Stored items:
>> BEGIN
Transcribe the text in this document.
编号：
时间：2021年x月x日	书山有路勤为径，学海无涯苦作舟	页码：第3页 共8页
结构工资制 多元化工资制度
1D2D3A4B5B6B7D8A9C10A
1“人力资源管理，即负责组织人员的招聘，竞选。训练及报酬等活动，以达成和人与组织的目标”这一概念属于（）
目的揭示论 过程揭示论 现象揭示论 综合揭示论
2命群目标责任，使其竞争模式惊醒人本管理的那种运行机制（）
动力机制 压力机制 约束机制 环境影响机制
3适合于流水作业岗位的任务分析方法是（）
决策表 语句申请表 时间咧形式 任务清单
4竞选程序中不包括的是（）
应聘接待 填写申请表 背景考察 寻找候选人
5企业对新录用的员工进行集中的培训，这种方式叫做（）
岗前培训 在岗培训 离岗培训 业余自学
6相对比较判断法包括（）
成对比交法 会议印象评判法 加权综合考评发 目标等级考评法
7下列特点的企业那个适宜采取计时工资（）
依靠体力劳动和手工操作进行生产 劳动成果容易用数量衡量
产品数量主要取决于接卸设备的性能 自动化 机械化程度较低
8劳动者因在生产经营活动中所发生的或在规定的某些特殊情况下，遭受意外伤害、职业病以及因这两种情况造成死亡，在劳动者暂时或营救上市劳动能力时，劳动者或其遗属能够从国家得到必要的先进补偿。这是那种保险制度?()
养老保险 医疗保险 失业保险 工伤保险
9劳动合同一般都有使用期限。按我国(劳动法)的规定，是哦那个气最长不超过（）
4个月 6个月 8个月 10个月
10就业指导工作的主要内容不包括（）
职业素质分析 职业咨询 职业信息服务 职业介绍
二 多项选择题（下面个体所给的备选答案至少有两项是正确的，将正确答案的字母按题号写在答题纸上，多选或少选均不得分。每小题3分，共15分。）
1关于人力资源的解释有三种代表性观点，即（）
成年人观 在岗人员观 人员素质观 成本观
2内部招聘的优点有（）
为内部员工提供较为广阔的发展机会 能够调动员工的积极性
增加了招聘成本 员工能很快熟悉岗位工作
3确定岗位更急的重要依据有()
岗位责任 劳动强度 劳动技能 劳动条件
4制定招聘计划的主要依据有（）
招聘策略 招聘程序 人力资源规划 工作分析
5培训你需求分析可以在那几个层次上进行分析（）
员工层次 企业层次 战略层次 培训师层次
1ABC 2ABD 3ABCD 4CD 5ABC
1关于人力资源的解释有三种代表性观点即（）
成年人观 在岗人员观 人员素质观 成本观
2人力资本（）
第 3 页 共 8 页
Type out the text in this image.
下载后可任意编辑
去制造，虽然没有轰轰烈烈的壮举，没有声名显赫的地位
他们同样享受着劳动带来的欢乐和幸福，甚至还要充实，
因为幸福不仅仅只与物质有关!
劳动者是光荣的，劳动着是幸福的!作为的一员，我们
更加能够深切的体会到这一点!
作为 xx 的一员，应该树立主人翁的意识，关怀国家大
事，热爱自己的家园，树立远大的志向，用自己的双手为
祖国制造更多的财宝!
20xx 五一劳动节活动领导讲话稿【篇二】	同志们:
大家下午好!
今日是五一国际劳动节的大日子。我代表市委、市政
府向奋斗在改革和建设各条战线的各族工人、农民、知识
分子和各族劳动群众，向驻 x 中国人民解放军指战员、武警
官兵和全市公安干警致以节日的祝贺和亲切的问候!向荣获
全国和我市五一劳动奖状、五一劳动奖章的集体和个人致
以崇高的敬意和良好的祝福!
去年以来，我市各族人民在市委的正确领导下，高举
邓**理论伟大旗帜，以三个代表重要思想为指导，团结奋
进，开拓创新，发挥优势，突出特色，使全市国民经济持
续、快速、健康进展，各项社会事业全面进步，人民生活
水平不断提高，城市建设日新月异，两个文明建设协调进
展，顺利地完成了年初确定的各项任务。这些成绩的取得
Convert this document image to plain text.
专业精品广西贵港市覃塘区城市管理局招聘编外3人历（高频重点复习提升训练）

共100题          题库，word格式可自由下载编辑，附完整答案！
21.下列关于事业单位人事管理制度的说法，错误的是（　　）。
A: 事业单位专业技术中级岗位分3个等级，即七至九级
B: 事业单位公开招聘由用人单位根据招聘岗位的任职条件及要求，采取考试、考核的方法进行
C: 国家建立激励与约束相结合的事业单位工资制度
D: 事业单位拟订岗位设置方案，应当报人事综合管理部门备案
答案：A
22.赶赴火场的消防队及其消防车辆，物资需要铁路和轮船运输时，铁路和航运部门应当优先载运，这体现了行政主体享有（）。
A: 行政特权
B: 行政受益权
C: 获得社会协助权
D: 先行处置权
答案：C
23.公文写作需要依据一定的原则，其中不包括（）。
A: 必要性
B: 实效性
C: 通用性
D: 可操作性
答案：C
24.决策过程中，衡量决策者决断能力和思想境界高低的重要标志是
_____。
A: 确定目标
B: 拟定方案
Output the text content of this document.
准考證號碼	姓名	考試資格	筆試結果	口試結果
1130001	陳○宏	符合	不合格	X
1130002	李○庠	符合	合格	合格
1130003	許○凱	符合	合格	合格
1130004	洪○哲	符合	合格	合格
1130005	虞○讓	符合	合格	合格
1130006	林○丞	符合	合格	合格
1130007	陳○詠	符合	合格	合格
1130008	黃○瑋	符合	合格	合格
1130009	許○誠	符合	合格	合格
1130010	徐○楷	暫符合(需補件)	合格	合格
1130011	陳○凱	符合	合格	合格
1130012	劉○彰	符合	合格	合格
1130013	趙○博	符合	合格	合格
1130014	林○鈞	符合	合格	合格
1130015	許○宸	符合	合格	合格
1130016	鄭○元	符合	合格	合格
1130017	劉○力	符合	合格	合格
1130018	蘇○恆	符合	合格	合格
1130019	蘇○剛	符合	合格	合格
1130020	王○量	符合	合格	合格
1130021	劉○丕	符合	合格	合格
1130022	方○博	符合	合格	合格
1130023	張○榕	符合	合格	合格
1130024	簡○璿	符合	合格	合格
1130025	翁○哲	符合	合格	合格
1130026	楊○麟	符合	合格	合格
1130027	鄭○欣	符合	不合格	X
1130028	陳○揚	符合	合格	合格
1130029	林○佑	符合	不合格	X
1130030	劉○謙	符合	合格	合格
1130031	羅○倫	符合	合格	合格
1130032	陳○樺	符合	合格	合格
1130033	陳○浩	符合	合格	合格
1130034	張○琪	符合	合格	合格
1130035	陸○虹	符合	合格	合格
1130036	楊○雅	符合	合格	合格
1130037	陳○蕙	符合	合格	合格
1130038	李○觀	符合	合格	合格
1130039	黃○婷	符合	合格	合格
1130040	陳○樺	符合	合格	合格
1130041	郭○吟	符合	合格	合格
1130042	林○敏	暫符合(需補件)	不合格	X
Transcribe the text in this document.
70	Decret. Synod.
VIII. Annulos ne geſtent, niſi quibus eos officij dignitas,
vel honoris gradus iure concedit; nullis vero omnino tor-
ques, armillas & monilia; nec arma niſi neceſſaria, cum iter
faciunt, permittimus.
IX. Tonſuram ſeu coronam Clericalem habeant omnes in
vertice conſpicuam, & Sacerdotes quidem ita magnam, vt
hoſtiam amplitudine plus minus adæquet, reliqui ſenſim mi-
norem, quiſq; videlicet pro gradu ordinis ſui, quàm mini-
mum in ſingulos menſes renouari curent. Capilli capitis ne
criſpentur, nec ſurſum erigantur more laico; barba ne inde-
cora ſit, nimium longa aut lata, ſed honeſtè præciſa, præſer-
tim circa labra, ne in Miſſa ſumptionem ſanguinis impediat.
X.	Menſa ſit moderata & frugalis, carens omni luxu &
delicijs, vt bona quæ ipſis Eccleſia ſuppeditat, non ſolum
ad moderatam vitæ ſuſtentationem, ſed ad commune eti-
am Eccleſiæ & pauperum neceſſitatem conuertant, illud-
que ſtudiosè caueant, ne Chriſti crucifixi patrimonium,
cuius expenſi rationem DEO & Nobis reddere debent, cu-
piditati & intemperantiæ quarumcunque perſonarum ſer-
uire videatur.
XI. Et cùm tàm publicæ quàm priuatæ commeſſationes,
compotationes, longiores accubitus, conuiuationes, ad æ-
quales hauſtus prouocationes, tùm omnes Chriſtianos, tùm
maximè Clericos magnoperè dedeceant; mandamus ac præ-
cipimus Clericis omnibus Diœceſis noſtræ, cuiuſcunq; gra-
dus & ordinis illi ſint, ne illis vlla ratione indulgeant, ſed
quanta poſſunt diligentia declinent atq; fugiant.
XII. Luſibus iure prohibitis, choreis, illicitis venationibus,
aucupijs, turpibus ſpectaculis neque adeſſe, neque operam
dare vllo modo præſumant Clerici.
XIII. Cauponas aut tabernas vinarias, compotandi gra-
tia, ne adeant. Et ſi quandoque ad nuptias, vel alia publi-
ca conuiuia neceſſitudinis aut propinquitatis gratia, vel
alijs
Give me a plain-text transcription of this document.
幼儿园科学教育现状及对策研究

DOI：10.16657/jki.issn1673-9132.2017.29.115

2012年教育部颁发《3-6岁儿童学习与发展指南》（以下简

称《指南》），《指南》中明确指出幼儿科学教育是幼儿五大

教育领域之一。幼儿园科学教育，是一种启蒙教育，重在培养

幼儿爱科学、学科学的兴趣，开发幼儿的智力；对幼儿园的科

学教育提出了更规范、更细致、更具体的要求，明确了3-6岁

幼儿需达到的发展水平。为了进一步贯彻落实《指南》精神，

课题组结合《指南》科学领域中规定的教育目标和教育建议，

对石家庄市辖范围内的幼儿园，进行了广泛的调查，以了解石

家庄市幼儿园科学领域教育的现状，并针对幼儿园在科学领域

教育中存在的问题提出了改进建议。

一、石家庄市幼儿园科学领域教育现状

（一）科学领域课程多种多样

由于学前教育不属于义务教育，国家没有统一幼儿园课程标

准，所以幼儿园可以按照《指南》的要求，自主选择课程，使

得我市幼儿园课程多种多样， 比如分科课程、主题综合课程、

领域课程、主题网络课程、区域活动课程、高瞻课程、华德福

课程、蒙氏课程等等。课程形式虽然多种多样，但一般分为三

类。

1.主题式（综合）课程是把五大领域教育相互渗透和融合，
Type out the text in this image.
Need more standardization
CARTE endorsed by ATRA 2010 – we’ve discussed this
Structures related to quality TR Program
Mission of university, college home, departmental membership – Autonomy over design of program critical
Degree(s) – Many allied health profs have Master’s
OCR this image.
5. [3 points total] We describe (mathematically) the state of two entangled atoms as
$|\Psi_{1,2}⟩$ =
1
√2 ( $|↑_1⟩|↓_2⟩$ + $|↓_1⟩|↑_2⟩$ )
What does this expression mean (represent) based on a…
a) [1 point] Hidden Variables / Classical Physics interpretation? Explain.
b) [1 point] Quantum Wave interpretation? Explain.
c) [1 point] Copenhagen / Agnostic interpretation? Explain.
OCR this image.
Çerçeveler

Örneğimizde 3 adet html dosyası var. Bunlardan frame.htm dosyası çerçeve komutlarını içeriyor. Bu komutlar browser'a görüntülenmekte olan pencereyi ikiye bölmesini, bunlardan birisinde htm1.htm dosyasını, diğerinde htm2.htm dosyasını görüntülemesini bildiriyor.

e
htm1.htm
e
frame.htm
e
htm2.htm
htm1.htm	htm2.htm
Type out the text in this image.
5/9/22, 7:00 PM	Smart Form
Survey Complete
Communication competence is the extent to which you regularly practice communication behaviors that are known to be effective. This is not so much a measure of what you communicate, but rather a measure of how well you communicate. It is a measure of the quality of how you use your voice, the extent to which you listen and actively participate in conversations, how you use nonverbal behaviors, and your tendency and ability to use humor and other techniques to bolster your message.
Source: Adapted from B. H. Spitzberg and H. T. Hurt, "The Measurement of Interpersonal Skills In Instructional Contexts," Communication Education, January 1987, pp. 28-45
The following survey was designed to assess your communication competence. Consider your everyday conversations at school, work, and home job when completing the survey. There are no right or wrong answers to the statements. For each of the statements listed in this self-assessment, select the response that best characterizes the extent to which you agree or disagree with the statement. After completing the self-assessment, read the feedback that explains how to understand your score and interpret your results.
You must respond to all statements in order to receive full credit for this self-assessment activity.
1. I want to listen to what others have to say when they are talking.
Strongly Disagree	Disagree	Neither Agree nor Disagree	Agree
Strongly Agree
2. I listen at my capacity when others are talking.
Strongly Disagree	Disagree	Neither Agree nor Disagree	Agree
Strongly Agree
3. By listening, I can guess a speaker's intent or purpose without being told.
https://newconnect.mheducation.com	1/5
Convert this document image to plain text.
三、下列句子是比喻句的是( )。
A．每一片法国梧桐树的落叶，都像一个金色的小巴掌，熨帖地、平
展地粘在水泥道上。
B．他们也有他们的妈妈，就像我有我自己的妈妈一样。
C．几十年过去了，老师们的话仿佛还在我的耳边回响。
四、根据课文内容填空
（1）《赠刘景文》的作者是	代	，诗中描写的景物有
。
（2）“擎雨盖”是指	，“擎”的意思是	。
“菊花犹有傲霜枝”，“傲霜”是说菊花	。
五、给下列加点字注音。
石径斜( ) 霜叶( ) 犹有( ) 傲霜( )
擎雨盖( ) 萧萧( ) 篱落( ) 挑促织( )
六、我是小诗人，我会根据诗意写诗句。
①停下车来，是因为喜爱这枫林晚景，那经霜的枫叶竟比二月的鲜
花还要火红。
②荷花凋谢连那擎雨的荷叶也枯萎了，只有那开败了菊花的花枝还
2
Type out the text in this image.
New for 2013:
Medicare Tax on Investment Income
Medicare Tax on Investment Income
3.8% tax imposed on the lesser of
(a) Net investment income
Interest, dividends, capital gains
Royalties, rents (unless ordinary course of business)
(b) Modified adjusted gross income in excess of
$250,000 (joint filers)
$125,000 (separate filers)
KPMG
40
>> END
* _Task to complete_:
Go through the records. Copy each line where "talking" appears.

* _Answer for the task_:
1. I want to listen to what others have to say when they are talking.
2. I listen at my capacity when others are talking.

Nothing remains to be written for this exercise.